_Records about charts and figures_
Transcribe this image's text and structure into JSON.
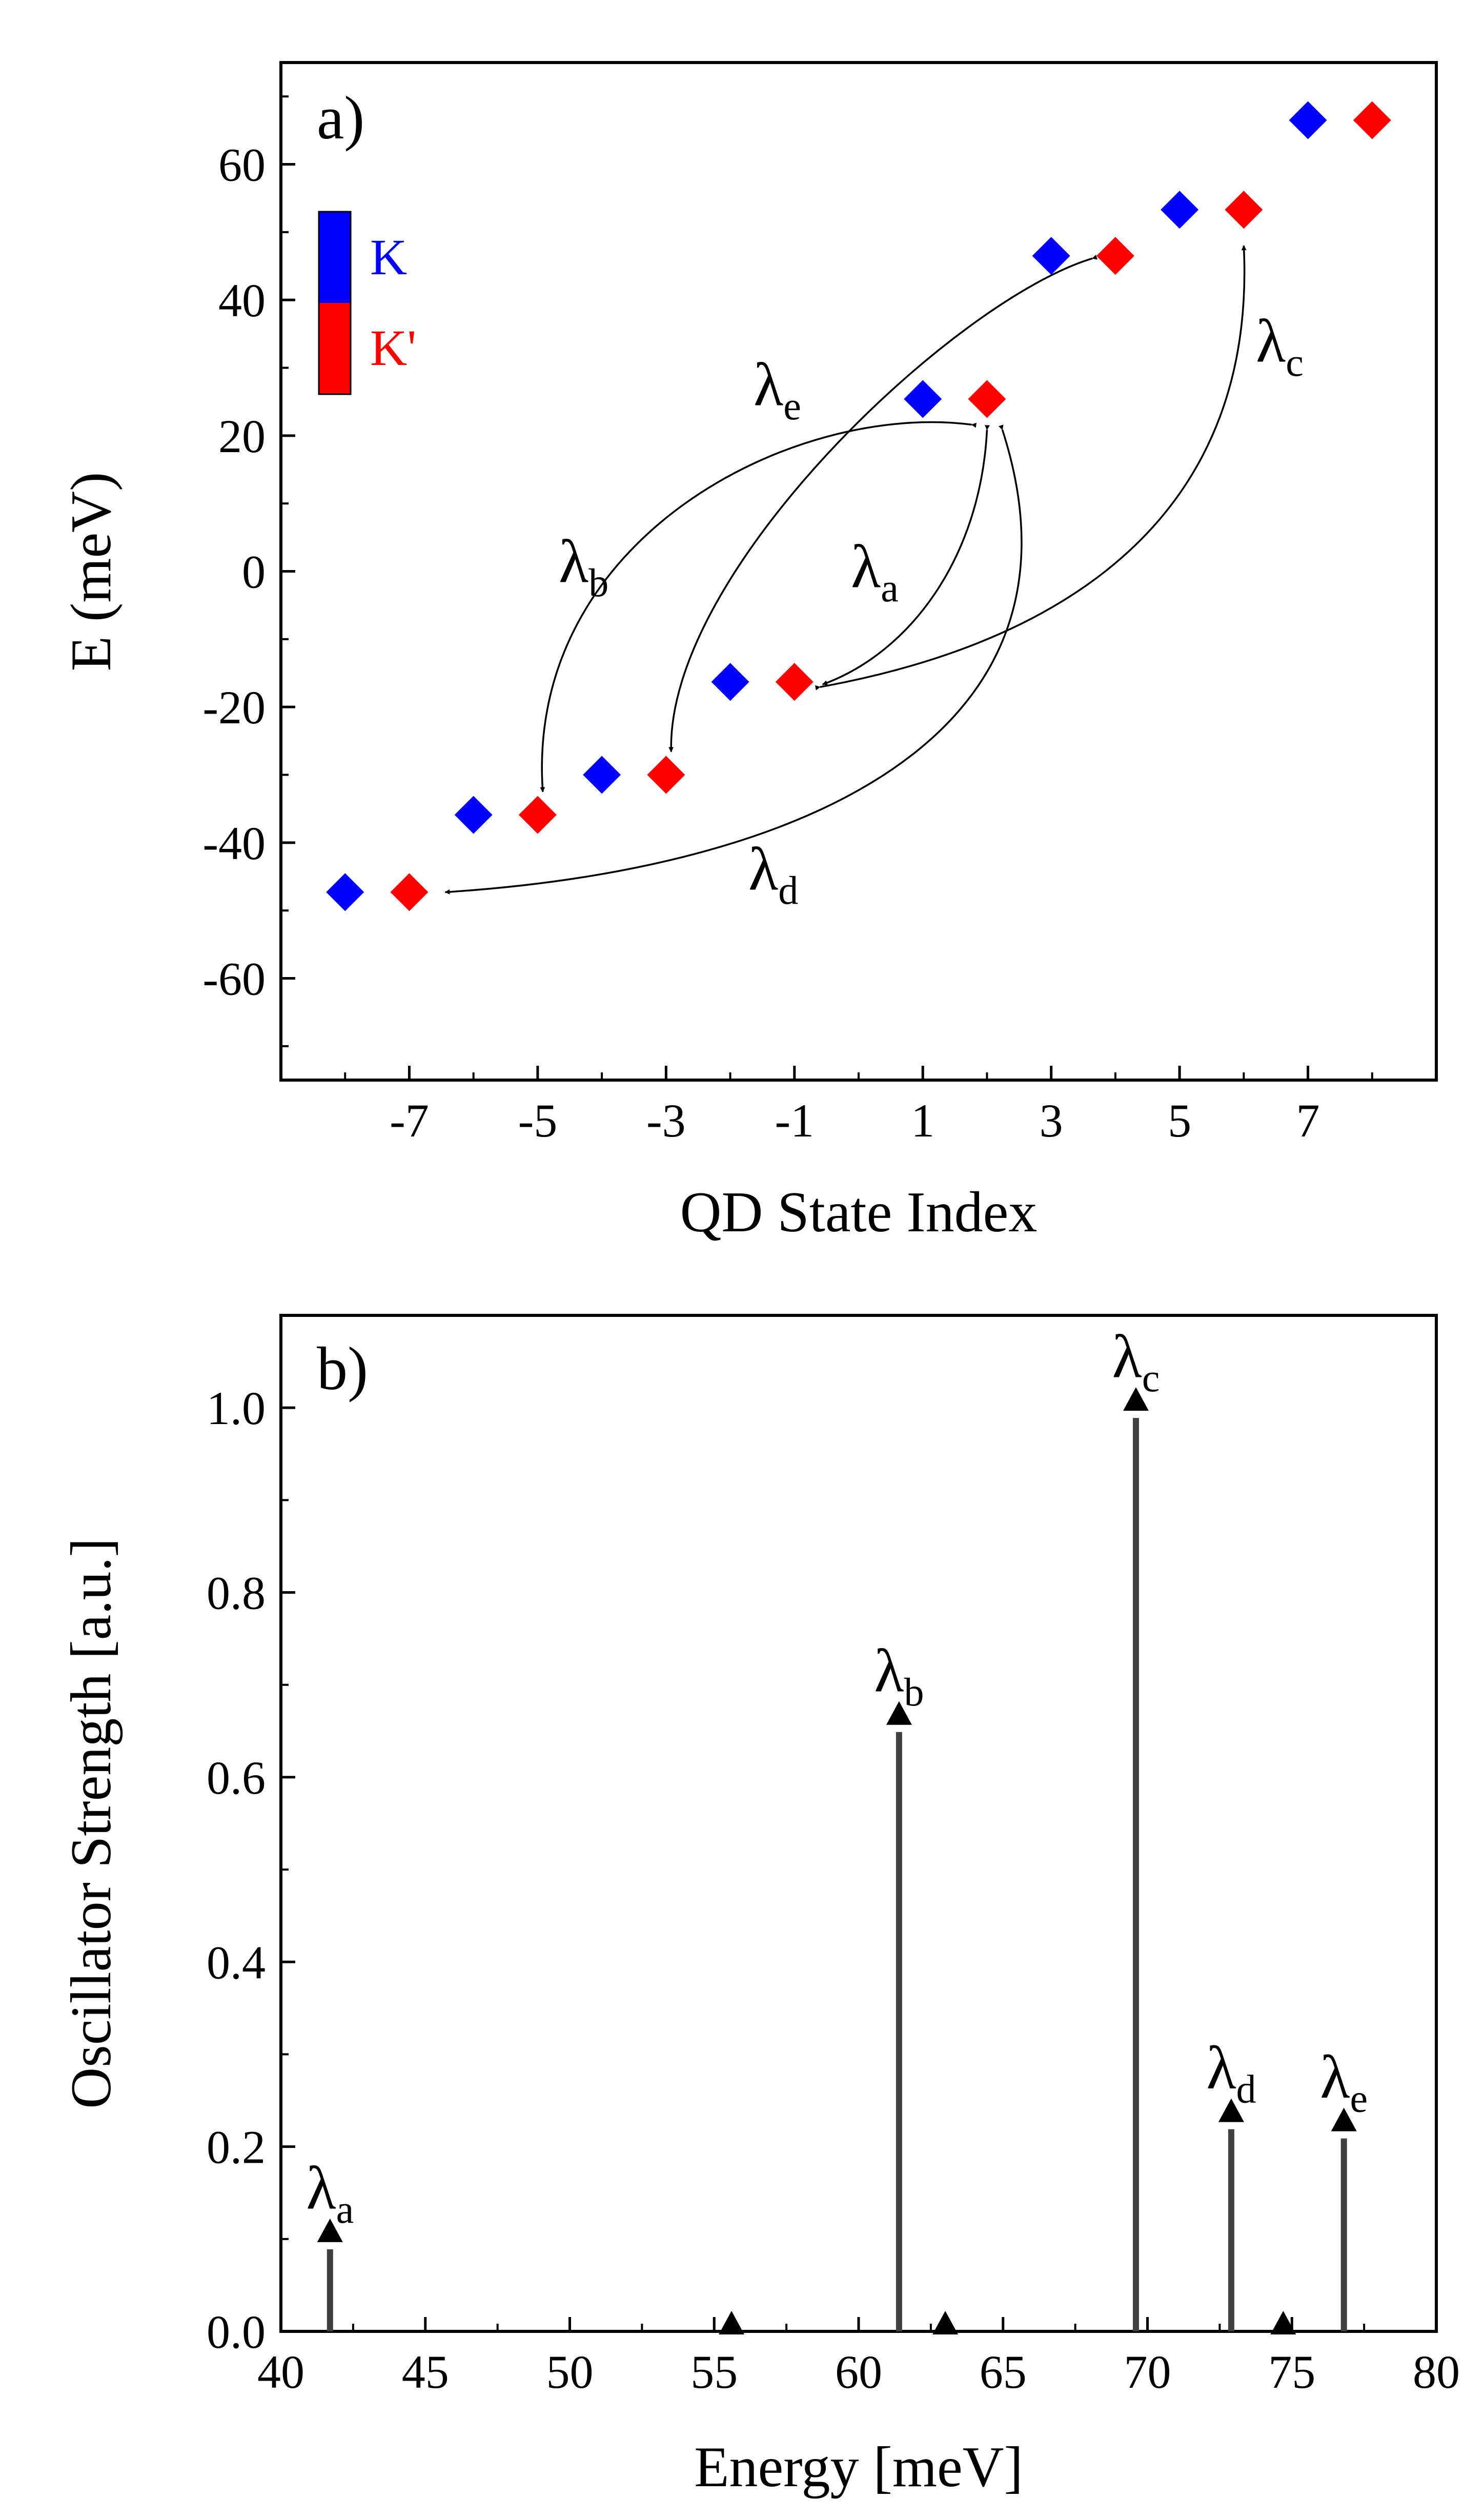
{
  "chart_data": [
    {
      "panel": "a)",
      "type": "scatter",
      "xlabel": "QD State Index",
      "ylabel": "E (meV)",
      "xlim": [
        -9,
        9
      ],
      "ylim": [
        -75,
        75
      ],
      "xticks": [
        -7,
        -5,
        -3,
        -1,
        1,
        3,
        5,
        7
      ],
      "yticks": [
        -60,
        -40,
        -20,
        0,
        20,
        40,
        60
      ],
      "legend": [
        {
          "label": "K",
          "color": "#0000ff"
        },
        {
          "label": "K'",
          "color": "#ff0000"
        }
      ],
      "series": [
        {
          "name": "K",
          "color": "#0000ff",
          "x": [
            -8,
            -6,
            -4,
            -2,
            1,
            3,
            5,
            7
          ],
          "y": [
            -47.3,
            -35.9,
            -30.0,
            -16.3,
            25.4,
            46.5,
            53.3,
            66.5
          ]
        },
        {
          "name": "K'",
          "color": "#ff0000",
          "x": [
            -7,
            -5,
            -3,
            -1,
            2,
            4,
            6,
            8
          ],
          "y": [
            -47.3,
            -35.9,
            -30.0,
            -16.3,
            25.4,
            46.5,
            53.3,
            66.5
          ]
        }
      ],
      "transitions": [
        {
          "label": "λ",
          "sub": "a",
          "from": [
            2,
            25.4
          ],
          "to": [
            -1,
            -16.3
          ]
        },
        {
          "label": "λ",
          "sub": "b",
          "from": [
            2,
            25.4
          ],
          "to": [
            -5,
            -35.9
          ]
        },
        {
          "label": "λ",
          "sub": "c",
          "from": [
            -1,
            -16.3
          ],
          "to": [
            6,
            53.3
          ]
        },
        {
          "label": "λ",
          "sub": "d",
          "from": [
            2,
            25.4
          ],
          "to": [
            -7,
            -47.3
          ]
        },
        {
          "label": "λ",
          "sub": "e",
          "from": [
            4,
            46.5
          ],
          "to": [
            -3,
            -30.0
          ]
        }
      ]
    },
    {
      "panel": "b)",
      "type": "bar",
      "xlabel": "Energy [meV]",
      "ylabel": "Oscillator Strength [a.u.]",
      "xlim": [
        40,
        80
      ],
      "ylim": [
        0,
        1.1
      ],
      "xticks": [
        40,
        45,
        50,
        55,
        60,
        65,
        70,
        75,
        80
      ],
      "yticks": [
        "0.0",
        "0.2",
        "0.4",
        "0.6",
        "0.8",
        "1.0"
      ],
      "x": [
        41.7,
        55.6,
        61.4,
        63.0,
        69.6,
        72.9,
        74.7,
        76.8
      ],
      "values": [
        0.1,
        0.0,
        0.66,
        0.0,
        1.0,
        0.23,
        0.0,
        0.22
      ],
      "annotations": [
        {
          "label": "λ",
          "sub": "a",
          "x": 41.7,
          "value": 0.1
        },
        {
          "label": "λ",
          "sub": "b",
          "x": 61.4,
          "value": 0.66
        },
        {
          "label": "λ",
          "sub": "c",
          "x": 69.6,
          "value": 1.0
        },
        {
          "label": "λ",
          "sub": "d",
          "x": 72.9,
          "value": 0.23
        },
        {
          "label": "λ",
          "sub": "e",
          "x": 76.8,
          "value": 0.22
        }
      ]
    }
  ]
}
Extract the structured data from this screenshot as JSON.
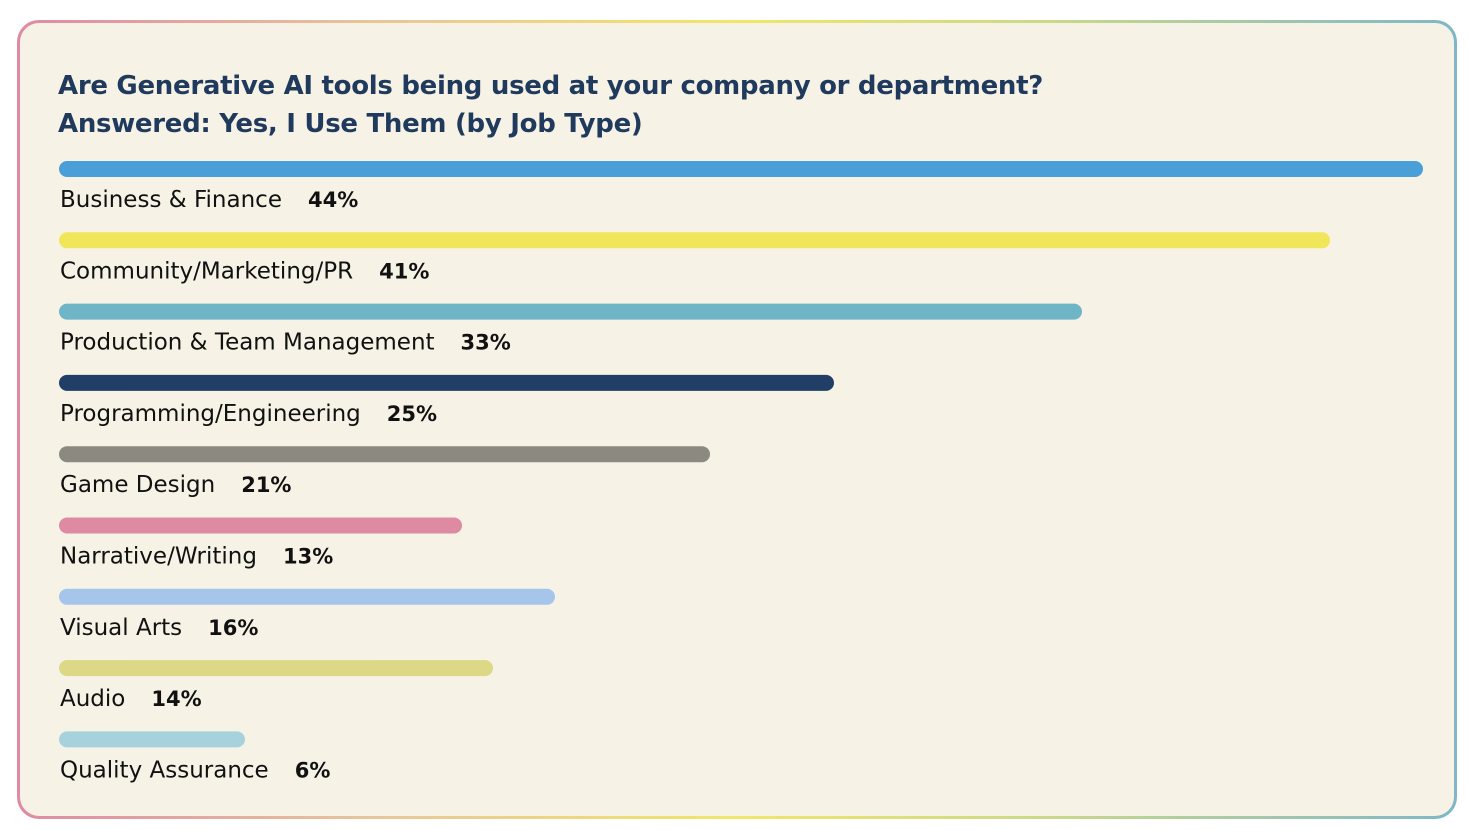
{
  "chart_data": {
    "type": "bar",
    "orientation": "horizontal",
    "title": "Are Generative AI tools being used at your company or department?",
    "subtitle": "Answered: Yes, I Use Them (by Job Type)",
    "categories": [
      "Business & Finance",
      "Community/Marketing/PR",
      "Production & Team Management",
      "Programming/Engineering",
      "Game Design",
      "Narrative/Writing",
      "Visual Arts",
      "Audio",
      "Quality Assurance"
    ],
    "values": [
      44,
      41,
      33,
      25,
      21,
      13,
      16,
      14,
      6
    ],
    "value_labels": [
      "44%",
      "41%",
      "33%",
      "25%",
      "21%",
      "13%",
      "16%",
      "14%",
      "6%"
    ],
    "colors": [
      "#4a9fd8",
      "#f1e55a",
      "#6fb5c8",
      "#213f66",
      "#8a8a80",
      "#de8aa3",
      "#a6c5ea",
      "#dcd886",
      "#a8d1de"
    ],
    "xlim": [
      0,
      44
    ],
    "grid": false,
    "legend": "none"
  }
}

_DO THIS_
Excluding the pictures, reproduce every entry exactly as given.

_FULL OUTPUT_
Transcribe this image's text and structure into JSON.
{
  "chart_data": [
    {
      "panel": "a)",
      "type": "scatter",
      "xlabel": "QD State Index",
      "ylabel": "E (meV)",
      "xlim": [
        -9,
        9
      ],
      "ylim": [
        -75,
        75
      ],
      "xticks": [
        -7,
        -5,
        -3,
        -1,
        1,
        3,
        5,
        7
      ],
      "yticks": [
        -60,
        -40,
        -20,
        0,
        20,
        40,
        60
      ],
      "legend": [
        {
          "label": "K",
          "color": "#0000ff"
        },
        {
          "label": "K'",
          "color": "#ff0000"
        }
      ],
      "series": [
        {
          "name": "K",
          "color": "#0000ff",
          "x": [
            -8,
            -6,
            -4,
            -2,
            1,
            3,
            5,
            7
          ],
          "y": [
            -47.3,
            -35.9,
            -30.0,
            -16.3,
            25.4,
            46.5,
            53.3,
            66.5
          ]
        },
        {
          "name": "K'",
          "color": "#ff0000",
          "x": [
            -7,
            -5,
            -3,
            -1,
            2,
            4,
            6,
            8
          ],
          "y": [
            -47.3,
            -35.9,
            -30.0,
            -16.3,
            25.4,
            46.5,
            53.3,
            66.5
          ]
        }
      ],
      "transitions": [
        {
          "label": "λ",
          "sub": "a",
          "from": [
            2,
            25.4
          ],
          "to": [
            -1,
            -16.3
          ]
        },
        {
          "label": "λ",
          "sub": "b",
          "from": [
            2,
            25.4
          ],
          "to": [
            -5,
            -35.9
          ]
        },
        {
          "label": "λ",
          "sub": "c",
          "from": [
            -1,
            -16.3
          ],
          "to": [
            6,
            53.3
          ]
        },
        {
          "label": "λ",
          "sub": "d",
          "from": [
            2,
            25.4
          ],
          "to": [
            -7,
            -47.3
          ]
        },
        {
          "label": "λ",
          "sub": "e",
          "from": [
            4,
            46.5
          ],
          "to": [
            -3,
            -30.0
          ]
        }
      ]
    },
    {
      "panel": "b)",
      "type": "bar",
      "xlabel": "Energy [meV]",
      "ylabel": "Oscillator Strength [a.u.]",
      "xlim": [
        40,
        80
      ],
      "ylim": [
        0,
        1.1
      ],
      "xticks": [
        40,
        45,
        50,
        55,
        60,
        65,
        70,
        75,
        80
      ],
      "yticks": [
        "0.0",
        "0.2",
        "0.4",
        "0.6",
        "0.8",
        "1.0"
      ],
      "x": [
        41.7,
        55.6,
        61.4,
        63.0,
        69.6,
        72.9,
        74.7,
        76.8
      ],
      "values": [
        0.1,
        0.0,
        0.66,
        0.0,
        1.0,
        0.23,
        0.0,
        0.22
      ],
      "annotations": [
        {
          "label": "λ",
          "sub": "a",
          "x": 41.7,
          "value": 0.1
        },
        {
          "label": "λ",
          "sub": "b",
          "x": 61.4,
          "value": 0.66
        },
        {
          "label": "λ",
          "sub": "c",
          "x": 69.6,
          "value": 1.0
        },
        {
          "label": "λ",
          "sub": "d",
          "x": 72.9,
          "value": 0.23
        },
        {
          "label": "λ",
          "sub": "e",
          "x": 76.8,
          "value": 0.22
        }
      ]
    }
  ]
}
Extract the structured data from this screenshot as JSON.
{
  "chart_data": {
    "type": "bar",
    "orientation": "horizontal",
    "title": "Are Generative AI tools being used at your company or department?",
    "subtitle": "Answered: Yes, I Use Them (by Job Type)",
    "categories": [
      "Business & Finance",
      "Community/Marketing/PR",
      "Production & Team Management",
      "Programming/Engineering",
      "Game Design",
      "Narrative/Writing",
      "Visual Arts",
      "Audio",
      "Quality Assurance"
    ],
    "values": [
      44,
      41,
      33,
      25,
      21,
      13,
      16,
      14,
      6
    ],
    "value_labels": [
      "44%",
      "41%",
      "33%",
      "25%",
      "21%",
      "13%",
      "16%",
      "14%",
      "6%"
    ],
    "colors": [
      "#4a9fd8",
      "#f1e55a",
      "#6fb5c8",
      "#213f66",
      "#8a8a80",
      "#de8aa3",
      "#a6c5ea",
      "#dcd886",
      "#a8d1de"
    ],
    "xlim": [
      0,
      44
    ],
    "grid": false,
    "legend": "none"
  }
}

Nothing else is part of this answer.